A single number is the answer here: how many lines of the entries contain "اكتب"?

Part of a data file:
'''

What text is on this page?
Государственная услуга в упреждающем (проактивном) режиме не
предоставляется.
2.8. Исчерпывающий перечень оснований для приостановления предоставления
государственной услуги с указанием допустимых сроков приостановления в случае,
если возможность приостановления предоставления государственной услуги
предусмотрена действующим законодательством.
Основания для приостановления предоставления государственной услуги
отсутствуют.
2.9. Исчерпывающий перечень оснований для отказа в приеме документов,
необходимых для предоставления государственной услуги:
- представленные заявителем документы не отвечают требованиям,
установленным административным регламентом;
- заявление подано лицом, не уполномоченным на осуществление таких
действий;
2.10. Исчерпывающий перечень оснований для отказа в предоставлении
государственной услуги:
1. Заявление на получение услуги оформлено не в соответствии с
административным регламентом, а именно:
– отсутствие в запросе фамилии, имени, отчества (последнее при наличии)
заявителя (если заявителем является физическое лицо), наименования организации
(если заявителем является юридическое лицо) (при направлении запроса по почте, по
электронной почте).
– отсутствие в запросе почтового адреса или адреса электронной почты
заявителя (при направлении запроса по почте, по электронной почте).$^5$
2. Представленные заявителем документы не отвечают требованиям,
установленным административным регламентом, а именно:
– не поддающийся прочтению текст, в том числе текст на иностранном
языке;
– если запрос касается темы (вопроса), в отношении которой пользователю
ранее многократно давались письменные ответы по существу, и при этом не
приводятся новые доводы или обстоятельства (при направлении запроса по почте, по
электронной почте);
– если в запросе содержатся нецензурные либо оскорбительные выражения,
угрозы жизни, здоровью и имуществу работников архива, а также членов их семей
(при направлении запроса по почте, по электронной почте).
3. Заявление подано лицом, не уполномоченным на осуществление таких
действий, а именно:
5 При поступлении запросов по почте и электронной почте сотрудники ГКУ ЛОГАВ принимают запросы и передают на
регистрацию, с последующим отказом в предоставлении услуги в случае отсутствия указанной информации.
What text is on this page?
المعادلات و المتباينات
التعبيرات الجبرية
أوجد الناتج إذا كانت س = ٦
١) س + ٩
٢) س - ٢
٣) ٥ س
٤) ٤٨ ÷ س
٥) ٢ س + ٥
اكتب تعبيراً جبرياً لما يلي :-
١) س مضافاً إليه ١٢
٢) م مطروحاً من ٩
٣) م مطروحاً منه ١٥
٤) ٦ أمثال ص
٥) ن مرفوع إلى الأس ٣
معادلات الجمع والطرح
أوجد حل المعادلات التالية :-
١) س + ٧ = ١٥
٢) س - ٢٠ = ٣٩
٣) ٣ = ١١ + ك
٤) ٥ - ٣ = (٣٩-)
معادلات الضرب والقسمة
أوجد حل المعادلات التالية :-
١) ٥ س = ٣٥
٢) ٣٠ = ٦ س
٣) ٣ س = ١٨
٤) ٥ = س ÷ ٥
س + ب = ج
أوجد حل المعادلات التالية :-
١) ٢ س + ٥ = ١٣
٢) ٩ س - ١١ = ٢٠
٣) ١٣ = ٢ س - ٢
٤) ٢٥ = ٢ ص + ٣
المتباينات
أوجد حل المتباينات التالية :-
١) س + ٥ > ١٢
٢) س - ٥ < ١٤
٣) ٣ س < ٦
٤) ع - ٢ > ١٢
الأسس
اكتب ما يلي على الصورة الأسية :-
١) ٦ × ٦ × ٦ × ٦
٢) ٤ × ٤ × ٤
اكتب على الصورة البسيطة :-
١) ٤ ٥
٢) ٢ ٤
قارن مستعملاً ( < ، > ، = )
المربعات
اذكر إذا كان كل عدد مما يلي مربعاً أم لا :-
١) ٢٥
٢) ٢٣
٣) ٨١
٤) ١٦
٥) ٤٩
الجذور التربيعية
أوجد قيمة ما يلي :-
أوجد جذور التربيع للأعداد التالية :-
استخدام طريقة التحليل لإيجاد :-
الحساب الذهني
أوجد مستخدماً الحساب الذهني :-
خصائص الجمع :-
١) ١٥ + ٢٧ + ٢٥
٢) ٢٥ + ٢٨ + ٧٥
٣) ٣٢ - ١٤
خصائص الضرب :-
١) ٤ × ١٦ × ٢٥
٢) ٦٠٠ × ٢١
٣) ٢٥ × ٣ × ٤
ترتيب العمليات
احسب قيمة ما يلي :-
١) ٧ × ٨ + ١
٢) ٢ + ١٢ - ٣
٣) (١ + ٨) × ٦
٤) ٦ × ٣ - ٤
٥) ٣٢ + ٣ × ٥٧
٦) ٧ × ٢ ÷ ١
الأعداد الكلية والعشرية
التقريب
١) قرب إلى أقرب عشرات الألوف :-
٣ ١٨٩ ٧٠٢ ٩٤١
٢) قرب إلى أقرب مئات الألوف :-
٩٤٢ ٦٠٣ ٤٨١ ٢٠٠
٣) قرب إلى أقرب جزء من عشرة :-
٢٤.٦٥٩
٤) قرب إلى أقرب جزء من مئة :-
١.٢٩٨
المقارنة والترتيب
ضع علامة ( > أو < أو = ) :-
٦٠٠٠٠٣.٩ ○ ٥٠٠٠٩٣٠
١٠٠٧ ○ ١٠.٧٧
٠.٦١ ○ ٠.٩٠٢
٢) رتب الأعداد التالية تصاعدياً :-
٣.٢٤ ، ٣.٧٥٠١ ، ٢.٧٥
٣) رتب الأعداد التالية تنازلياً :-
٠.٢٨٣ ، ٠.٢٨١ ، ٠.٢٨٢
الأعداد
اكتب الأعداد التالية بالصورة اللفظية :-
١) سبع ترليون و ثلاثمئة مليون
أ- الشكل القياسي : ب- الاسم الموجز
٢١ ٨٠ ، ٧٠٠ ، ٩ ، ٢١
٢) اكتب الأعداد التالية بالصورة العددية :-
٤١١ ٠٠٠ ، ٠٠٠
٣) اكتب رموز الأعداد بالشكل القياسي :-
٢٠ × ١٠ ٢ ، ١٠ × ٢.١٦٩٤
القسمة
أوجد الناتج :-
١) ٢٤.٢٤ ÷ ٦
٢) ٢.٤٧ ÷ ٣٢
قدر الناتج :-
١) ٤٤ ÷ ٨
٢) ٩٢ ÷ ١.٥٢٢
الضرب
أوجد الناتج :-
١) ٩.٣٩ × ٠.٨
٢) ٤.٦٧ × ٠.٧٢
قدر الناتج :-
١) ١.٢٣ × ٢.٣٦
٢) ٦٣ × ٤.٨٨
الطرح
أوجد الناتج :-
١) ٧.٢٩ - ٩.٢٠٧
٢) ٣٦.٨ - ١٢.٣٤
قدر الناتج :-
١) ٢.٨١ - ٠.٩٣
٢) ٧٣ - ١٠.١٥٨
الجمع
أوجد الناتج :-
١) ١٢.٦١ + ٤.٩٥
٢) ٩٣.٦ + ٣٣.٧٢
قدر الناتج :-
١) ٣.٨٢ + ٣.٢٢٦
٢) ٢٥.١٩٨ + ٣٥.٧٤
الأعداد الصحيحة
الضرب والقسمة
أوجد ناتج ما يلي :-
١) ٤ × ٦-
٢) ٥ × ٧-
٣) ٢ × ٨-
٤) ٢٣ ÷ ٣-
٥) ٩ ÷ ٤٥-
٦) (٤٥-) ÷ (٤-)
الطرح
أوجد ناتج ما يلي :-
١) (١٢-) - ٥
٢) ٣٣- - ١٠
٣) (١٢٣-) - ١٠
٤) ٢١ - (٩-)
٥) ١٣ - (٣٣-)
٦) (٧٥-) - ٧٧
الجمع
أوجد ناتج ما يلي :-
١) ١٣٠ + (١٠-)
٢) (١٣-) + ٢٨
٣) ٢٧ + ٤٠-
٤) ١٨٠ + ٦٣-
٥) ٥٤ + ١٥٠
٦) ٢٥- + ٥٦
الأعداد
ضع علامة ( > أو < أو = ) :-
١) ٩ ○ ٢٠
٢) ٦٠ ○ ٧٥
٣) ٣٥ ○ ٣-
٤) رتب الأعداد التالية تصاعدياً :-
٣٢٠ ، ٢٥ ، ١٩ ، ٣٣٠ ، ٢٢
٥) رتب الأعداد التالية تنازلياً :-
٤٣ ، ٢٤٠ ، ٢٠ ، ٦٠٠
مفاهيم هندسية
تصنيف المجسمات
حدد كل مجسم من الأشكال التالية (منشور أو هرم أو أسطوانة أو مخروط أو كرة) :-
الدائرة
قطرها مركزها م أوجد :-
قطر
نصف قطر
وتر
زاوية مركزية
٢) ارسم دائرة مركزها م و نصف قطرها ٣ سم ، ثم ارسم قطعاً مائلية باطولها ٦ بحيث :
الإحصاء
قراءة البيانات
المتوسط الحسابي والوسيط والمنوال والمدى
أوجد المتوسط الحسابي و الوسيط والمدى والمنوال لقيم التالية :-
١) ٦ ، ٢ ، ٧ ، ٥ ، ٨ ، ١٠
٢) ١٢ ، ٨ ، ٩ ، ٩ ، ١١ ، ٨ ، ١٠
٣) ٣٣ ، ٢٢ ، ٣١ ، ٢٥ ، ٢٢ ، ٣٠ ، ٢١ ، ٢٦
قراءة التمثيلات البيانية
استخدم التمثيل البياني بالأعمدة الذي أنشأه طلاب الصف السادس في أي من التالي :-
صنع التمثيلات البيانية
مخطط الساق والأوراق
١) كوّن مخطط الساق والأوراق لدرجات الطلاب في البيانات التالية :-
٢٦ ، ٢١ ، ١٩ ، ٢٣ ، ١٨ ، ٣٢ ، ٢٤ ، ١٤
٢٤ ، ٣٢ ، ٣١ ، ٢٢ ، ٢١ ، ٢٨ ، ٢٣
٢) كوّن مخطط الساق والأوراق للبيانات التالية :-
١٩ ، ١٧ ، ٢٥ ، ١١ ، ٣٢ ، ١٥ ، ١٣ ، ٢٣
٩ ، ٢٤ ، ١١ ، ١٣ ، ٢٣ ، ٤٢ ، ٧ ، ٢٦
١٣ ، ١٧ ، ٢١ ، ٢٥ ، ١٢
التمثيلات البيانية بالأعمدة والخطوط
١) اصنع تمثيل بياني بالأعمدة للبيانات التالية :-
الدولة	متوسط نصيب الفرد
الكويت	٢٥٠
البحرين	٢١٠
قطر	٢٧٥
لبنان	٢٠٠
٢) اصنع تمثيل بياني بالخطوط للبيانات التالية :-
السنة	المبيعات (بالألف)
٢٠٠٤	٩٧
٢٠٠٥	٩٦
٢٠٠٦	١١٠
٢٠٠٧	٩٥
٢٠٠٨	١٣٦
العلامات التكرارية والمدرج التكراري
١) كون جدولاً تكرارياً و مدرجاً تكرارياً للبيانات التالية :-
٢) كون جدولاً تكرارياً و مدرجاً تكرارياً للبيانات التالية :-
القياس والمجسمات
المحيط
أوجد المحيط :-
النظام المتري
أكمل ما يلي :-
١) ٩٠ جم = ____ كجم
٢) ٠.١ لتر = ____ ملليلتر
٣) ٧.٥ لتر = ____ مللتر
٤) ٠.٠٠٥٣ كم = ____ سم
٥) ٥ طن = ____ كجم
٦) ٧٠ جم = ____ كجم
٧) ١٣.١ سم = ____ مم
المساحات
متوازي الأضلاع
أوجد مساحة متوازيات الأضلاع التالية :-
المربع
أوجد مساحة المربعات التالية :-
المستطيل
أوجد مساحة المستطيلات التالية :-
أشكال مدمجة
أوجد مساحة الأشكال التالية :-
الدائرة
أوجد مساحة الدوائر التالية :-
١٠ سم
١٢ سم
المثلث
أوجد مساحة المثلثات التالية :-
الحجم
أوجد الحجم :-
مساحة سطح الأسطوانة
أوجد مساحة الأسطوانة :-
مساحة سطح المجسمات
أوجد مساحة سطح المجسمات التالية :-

'''

## Task output
6